Stated exercise: Output all of the entries exactly as written.

(Dataset items)
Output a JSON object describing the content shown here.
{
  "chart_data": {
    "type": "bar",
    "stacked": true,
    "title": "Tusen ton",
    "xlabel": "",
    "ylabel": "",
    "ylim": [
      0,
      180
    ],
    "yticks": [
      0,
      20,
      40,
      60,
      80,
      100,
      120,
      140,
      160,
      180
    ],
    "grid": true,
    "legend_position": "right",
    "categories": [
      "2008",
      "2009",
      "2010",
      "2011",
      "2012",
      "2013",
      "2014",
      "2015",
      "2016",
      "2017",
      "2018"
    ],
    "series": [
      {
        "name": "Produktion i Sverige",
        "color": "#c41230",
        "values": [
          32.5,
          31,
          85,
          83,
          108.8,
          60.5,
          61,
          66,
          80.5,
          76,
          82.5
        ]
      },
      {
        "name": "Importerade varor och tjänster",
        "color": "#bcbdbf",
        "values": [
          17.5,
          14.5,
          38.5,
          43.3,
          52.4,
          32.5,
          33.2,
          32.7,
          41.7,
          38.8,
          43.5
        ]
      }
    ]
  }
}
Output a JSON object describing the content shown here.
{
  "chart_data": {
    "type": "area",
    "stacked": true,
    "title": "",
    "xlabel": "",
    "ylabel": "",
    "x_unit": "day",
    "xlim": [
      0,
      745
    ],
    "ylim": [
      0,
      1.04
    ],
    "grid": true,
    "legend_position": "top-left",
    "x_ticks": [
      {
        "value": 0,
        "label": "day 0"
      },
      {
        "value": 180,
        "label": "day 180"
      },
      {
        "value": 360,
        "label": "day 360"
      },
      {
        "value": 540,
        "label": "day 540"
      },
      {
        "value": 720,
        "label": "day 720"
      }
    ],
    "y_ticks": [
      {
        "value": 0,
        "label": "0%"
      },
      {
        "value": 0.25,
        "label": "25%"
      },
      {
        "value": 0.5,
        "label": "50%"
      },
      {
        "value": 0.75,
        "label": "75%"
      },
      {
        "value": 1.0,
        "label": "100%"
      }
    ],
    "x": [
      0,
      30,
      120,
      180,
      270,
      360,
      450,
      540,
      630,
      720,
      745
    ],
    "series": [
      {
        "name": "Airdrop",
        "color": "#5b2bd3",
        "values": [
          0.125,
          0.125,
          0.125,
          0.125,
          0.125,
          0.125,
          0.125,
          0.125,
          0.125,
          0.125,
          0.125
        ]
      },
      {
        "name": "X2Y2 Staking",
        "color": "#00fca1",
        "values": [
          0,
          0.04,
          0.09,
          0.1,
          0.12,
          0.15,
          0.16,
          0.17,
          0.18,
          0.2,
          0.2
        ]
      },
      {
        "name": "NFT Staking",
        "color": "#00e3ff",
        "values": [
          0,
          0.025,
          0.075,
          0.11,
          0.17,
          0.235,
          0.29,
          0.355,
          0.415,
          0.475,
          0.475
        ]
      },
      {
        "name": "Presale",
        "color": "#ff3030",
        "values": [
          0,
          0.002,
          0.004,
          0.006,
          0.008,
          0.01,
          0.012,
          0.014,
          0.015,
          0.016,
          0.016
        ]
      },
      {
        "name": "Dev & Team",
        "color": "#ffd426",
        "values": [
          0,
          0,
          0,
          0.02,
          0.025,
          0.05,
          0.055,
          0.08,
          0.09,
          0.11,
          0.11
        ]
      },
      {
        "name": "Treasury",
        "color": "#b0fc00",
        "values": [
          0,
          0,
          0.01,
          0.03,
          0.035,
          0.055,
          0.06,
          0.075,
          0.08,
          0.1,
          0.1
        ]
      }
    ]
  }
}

The reply:
Output a JSON object describing the content shown here.
{
  "chart_data": {
    "type": "bar",
    "stacked": true,
    "title": "Tusen ton",
    "xlabel": "",
    "ylabel": "",
    "ylim": [
      0,
      180
    ],
    "yticks": [
      0,
      20,
      40,
      60,
      80,
      100,
      120,
      140,
      160,
      180
    ],
    "grid": true,
    "legend_position": "right",
    "categories": [
      "2008",
      "2009",
      "2010",
      "2011",
      "2012",
      "2013",
      "2014",
      "2015",
      "2016",
      "2017",
      "2018"
    ],
    "series": [
      {
        "name": "Produktion i Sverige",
        "color": "#c41230",
        "values": [
          32.5,
          31,
          85,
          83,
          108.8,
          60.5,
          61,
          66,
          80.5,
          76,
          82.5
        ]
      },
      {
        "name": "Importerade varor och tjänster",
        "color": "#bcbdbf",
        "values": [
          17.5,
          14.5,
          38.5,
          43.3,
          52.4,
          32.5,
          33.2,
          32.7,
          41.7,
          38.8,
          43.5
        ]
      }
    ]
  }
}
Output a JSON object describing the content shown here.
{
  "chart_data": {
    "type": "area",
    "stacked": true,
    "title": "",
    "xlabel": "",
    "ylabel": "",
    "x_unit": "day",
    "xlim": [
      0,
      745
    ],
    "ylim": [
      0,
      1.04
    ],
    "grid": true,
    "legend_position": "top-left",
    "x_ticks": [
      {
        "value": 0,
        "label": "day 0"
      },
      {
        "value": 180,
        "label": "day 180"
      },
      {
        "value": 360,
        "label": "day 360"
      },
      {
        "value": 540,
        "label": "day 540"
      },
      {
        "value": 720,
        "label": "day 720"
      }
    ],
    "y_ticks": [
      {
        "value": 0,
        "label": "0%"
      },
      {
        "value": 0.25,
        "label": "25%"
      },
      {
        "value": 0.5,
        "label": "50%"
      },
      {
        "value": 0.75,
        "label": "75%"
      },
      {
        "value": 1.0,
        "label": "100%"
      }
    ],
    "x": [
      0,
      30,
      120,
      180,
      270,
      360,
      450,
      540,
      630,
      720,
      745
    ],
    "series": [
      {
        "name": "Airdrop",
        "color": "#5b2bd3",
        "values": [
          0.125,
          0.125,
          0.125,
          0.125,
          0.125,
          0.125,
          0.125,
          0.125,
          0.125,
          0.125,
          0.125
        ]
      },
      {
        "name": "X2Y2 Staking",
        "color": "#00fca1",
        "values": [
          0,
          0.04,
          0.09,
          0.1,
          0.12,
          0.15,
          0.16,
          0.17,
          0.18,
          0.2,
          0.2
        ]
      },
      {
        "name": "NFT Staking",
        "color": "#00e3ff",
        "values": [
          0,
          0.025,
          0.075,
          0.11,
          0.17,
          0.235,
          0.29,
          0.355,
          0.415,
          0.475,
          0.475
        ]
      },
      {
        "name": "Presale",
        "color": "#ff3030",
        "values": [
          0,
          0.002,
          0.004,
          0.006,
          0.008,
          0.01,
          0.012,
          0.014,
          0.015,
          0.016,
          0.016
        ]
      },
      {
        "name": "Dev & Team",
        "color": "#ffd426",
        "values": [
          0,
          0,
          0,
          0.02,
          0.025,
          0.05,
          0.055,
          0.08,
          0.09,
          0.11,
          0.11
        ]
      },
      {
        "name": "Treasury",
        "color": "#b0fc00",
        "values": [
          0,
          0,
          0.01,
          0.03,
          0.035,
          0.055,
          0.06,
          0.075,
          0.08,
          0.1,
          0.1
        ]
      }
    ]
  }
}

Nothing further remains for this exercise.